__Excerpted data__:
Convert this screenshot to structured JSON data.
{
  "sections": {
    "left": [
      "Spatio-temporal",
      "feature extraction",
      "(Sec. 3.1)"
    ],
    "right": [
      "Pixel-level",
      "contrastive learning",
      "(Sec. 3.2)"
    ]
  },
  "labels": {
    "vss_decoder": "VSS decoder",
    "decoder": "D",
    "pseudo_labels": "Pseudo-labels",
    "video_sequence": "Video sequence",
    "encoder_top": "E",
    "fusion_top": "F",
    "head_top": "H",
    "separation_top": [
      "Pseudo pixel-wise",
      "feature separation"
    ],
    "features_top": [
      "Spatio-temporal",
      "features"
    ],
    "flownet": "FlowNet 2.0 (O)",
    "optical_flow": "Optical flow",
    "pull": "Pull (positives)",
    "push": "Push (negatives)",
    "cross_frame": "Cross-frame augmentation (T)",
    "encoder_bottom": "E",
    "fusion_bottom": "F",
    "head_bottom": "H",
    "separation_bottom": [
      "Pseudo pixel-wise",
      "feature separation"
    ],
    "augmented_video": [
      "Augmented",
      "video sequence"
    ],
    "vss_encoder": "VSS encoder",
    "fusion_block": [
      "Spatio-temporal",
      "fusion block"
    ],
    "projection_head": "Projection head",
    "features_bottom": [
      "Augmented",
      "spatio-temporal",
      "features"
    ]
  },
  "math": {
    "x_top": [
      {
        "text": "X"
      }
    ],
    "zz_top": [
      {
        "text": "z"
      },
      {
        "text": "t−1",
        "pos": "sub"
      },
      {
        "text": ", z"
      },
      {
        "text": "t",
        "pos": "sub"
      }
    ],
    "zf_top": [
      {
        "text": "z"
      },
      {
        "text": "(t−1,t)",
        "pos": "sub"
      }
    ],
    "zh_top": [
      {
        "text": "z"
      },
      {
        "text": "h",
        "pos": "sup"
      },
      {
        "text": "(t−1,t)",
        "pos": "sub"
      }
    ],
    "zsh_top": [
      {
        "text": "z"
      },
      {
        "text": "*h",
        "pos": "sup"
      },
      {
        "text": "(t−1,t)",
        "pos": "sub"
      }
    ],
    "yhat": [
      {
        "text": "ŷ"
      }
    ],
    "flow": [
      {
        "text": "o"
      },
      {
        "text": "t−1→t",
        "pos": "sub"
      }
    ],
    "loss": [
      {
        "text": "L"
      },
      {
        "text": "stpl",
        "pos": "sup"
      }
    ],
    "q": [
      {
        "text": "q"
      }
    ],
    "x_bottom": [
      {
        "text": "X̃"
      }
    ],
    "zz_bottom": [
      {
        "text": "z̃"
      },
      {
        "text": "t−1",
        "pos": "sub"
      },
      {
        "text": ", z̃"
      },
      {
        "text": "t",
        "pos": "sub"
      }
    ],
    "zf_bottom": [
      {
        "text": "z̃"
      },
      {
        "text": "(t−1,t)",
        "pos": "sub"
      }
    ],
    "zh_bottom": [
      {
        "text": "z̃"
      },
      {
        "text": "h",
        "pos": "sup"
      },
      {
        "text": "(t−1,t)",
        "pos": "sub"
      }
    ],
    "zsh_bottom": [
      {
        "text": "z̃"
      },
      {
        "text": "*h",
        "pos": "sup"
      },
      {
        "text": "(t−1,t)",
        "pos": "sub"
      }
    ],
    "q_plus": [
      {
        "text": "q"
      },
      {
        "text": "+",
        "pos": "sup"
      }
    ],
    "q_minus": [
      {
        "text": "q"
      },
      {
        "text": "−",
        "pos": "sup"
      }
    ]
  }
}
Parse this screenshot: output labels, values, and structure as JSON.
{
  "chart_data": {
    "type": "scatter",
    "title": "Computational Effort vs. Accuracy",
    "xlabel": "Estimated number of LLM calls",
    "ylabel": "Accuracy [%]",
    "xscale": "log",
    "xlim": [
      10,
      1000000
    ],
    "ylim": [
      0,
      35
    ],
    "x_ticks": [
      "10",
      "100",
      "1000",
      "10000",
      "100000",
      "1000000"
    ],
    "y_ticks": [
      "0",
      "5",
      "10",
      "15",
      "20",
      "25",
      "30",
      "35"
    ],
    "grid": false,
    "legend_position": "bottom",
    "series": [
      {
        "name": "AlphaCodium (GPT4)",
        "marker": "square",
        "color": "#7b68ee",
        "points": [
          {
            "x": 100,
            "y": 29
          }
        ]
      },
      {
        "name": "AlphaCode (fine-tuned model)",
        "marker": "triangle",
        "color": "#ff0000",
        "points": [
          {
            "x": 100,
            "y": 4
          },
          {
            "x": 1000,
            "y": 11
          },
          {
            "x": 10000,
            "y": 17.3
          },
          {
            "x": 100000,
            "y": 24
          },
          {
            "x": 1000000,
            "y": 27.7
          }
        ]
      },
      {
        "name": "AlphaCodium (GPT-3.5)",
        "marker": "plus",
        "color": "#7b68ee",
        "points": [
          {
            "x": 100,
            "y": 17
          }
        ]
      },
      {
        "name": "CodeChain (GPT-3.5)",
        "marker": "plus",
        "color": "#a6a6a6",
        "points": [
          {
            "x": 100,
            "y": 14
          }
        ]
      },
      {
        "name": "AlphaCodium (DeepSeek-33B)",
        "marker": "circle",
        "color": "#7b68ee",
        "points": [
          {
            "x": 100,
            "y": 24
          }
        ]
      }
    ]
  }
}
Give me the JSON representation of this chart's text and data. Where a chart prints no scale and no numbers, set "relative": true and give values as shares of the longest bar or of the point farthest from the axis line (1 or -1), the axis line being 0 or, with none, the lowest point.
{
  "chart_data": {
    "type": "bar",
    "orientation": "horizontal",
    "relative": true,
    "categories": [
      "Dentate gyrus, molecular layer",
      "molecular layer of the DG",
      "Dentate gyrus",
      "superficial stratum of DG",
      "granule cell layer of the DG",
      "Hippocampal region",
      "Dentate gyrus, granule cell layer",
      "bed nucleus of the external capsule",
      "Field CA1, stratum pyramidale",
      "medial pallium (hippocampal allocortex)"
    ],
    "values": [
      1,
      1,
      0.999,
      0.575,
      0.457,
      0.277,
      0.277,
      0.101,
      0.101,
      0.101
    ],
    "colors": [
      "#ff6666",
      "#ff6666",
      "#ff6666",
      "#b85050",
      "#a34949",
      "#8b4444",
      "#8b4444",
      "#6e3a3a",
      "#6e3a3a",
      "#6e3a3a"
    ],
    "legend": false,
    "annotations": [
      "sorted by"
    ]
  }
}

__Your instructions__:
Give the entries once more, exactly as they appear.

__Complete response__:
Convert this screenshot to structured JSON data.
{
  "sections": {
    "left": [
      "Spatio-temporal",
      "feature extraction",
      "(Sec. 3.1)"
    ],
    "right": [
      "Pixel-level",
      "contrastive learning",
      "(Sec. 3.2)"
    ]
  },
  "labels": {
    "vss_decoder": "VSS decoder",
    "decoder": "D",
    "pseudo_labels": "Pseudo-labels",
    "video_sequence": "Video sequence",
    "encoder_top": "E",
    "fusion_top": "F",
    "head_top": "H",
    "separation_top": [
      "Pseudo pixel-wise",
      "feature separation"
    ],
    "features_top": [
      "Spatio-temporal",
      "features"
    ],
    "flownet": "FlowNet 2.0 (O)",
    "optical_flow": "Optical flow",
    "pull": "Pull (positives)",
    "push": "Push (negatives)",
    "cross_frame": "Cross-frame augmentation (T)",
    "encoder_bottom": "E",
    "fusion_bottom": "F",
    "head_bottom": "H",
    "separation_bottom": [
      "Pseudo pixel-wise",
      "feature separation"
    ],
    "augmented_video": [
      "Augmented",
      "video sequence"
    ],
    "vss_encoder": "VSS encoder",
    "fusion_block": [
      "Spatio-temporal",
      "fusion block"
    ],
    "projection_head": "Projection head",
    "features_bottom": [
      "Augmented",
      "spatio-temporal",
      "features"
    ]
  },
  "math": {
    "x_top": [
      {
        "text": "X"
      }
    ],
    "zz_top": [
      {
        "text": "z"
      },
      {
        "text": "t−1",
        "pos": "sub"
      },
      {
        "text": ", z"
      },
      {
        "text": "t",
        "pos": "sub"
      }
    ],
    "zf_top": [
      {
        "text": "z"
      },
      {
        "text": "(t−1,t)",
        "pos": "sub"
      }
    ],
    "zh_top": [
      {
        "text": "z"
      },
      {
        "text": "h",
        "pos": "sup"
      },
      {
        "text": "(t−1,t)",
        "pos": "sub"
      }
    ],
    "zsh_top": [
      {
        "text": "z"
      },
      {
        "text": "*h",
        "pos": "sup"
      },
      {
        "text": "(t−1,t)",
        "pos": "sub"
      }
    ],
    "yhat": [
      {
        "text": "ŷ"
      }
    ],
    "flow": [
      {
        "text": "o"
      },
      {
        "text": "t−1→t",
        "pos": "sub"
      }
    ],
    "loss": [
      {
        "text": "L"
      },
      {
        "text": "stpl",
        "pos": "sup"
      }
    ],
    "q": [
      {
        "text": "q"
      }
    ],
    "x_bottom": [
      {
        "text": "X̃"
      }
    ],
    "zz_bottom": [
      {
        "text": "z̃"
      },
      {
        "text": "t−1",
        "pos": "sub"
      },
      {
        "text": ", z̃"
      },
      {
        "text": "t",
        "pos": "sub"
      }
    ],
    "zf_bottom": [
      {
        "text": "z̃"
      },
      {
        "text": "(t−1,t)",
        "pos": "sub"
      }
    ],
    "zh_bottom": [
      {
        "text": "z̃"
      },
      {
        "text": "h",
        "pos": "sup"
      },
      {
        "text": "(t−1,t)",
        "pos": "sub"
      }
    ],
    "zsh_bottom": [
      {
        "text": "z̃"
      },
      {
        "text": "*h",
        "pos": "sup"
      },
      {
        "text": "(t−1,t)",
        "pos": "sub"
      }
    ],
    "q_plus": [
      {
        "text": "q"
      },
      {
        "text": "+",
        "pos": "sup"
      }
    ],
    "q_minus": [
      {
        "text": "q"
      },
      {
        "text": "−",
        "pos": "sup"
      }
    ]
  }
}
Parse this screenshot: output labels, values, and structure as JSON.
{
  "chart_data": {
    "type": "scatter",
    "title": "Computational Effort vs. Accuracy",
    "xlabel": "Estimated number of LLM calls",
    "ylabel": "Accuracy [%]",
    "xscale": "log",
    "xlim": [
      10,
      1000000
    ],
    "ylim": [
      0,
      35
    ],
    "x_ticks": [
      "10",
      "100",
      "1000",
      "10000",
      "100000",
      "1000000"
    ],
    "y_ticks": [
      "0",
      "5",
      "10",
      "15",
      "20",
      "25",
      "30",
      "35"
    ],
    "grid": false,
    "legend_position": "bottom",
    "series": [
      {
        "name": "AlphaCodium (GPT4)",
        "marker": "square",
        "color": "#7b68ee",
        "points": [
          {
            "x": 100,
            "y": 29
          }
        ]
      },
      {
        "name": "AlphaCode (fine-tuned model)",
        "marker": "triangle",
        "color": "#ff0000",
        "points": [
          {
            "x": 100,
            "y": 4
          },
          {
            "x": 1000,
            "y": 11
          },
          {
            "x": 10000,
            "y": 17.3
          },
          {
            "x": 100000,
            "y": 24
          },
          {
            "x": 1000000,
            "y": 27.7
          }
        ]
      },
      {
        "name": "AlphaCodium (GPT-3.5)",
        "marker": "plus",
        "color": "#7b68ee",
        "points": [
          {
            "x": 100,
            "y": 17
          }
        ]
      },
      {
        "name": "CodeChain (GPT-3.5)",
        "marker": "plus",
        "color": "#a6a6a6",
        "points": [
          {
            "x": 100,
            "y": 14
          }
        ]
      },
      {
        "name": "AlphaCodium (DeepSeek-33B)",
        "marker": "circle",
        "color": "#7b68ee",
        "points": [
          {
            "x": 100,
            "y": 24
          }
        ]
      }
    ]
  }
}
Give me the JSON representation of this chart's text and data. Where a chart prints no scale and no numbers, set "relative": true and give values as shares of the longest bar or of the point farthest from the axis line (1 or -1), the axis line being 0 or, with none, the lowest point.
{
  "chart_data": {
    "type": "bar",
    "orientation": "horizontal",
    "relative": true,
    "categories": [
      "Dentate gyrus, molecular layer",
      "molecular layer of the DG",
      "Dentate gyrus",
      "superficial stratum of DG",
      "granule cell layer of the DG",
      "Hippocampal region",
      "Dentate gyrus, granule cell layer",
      "bed nucleus of the external capsule",
      "Field CA1, stratum pyramidale",
      "medial pallium (hippocampal allocortex)"
    ],
    "values": [
      1,
      1,
      0.999,
      0.575,
      0.457,
      0.277,
      0.277,
      0.101,
      0.101,
      0.101
    ],
    "colors": [
      "#ff6666",
      "#ff6666",
      "#ff6666",
      "#b85050",
      "#a34949",
      "#8b4444",
      "#8b4444",
      "#6e3a3a",
      "#6e3a3a",
      "#6e3a3a"
    ],
    "legend": false,
    "annotations": [
      "sorted by"
    ]
  }
}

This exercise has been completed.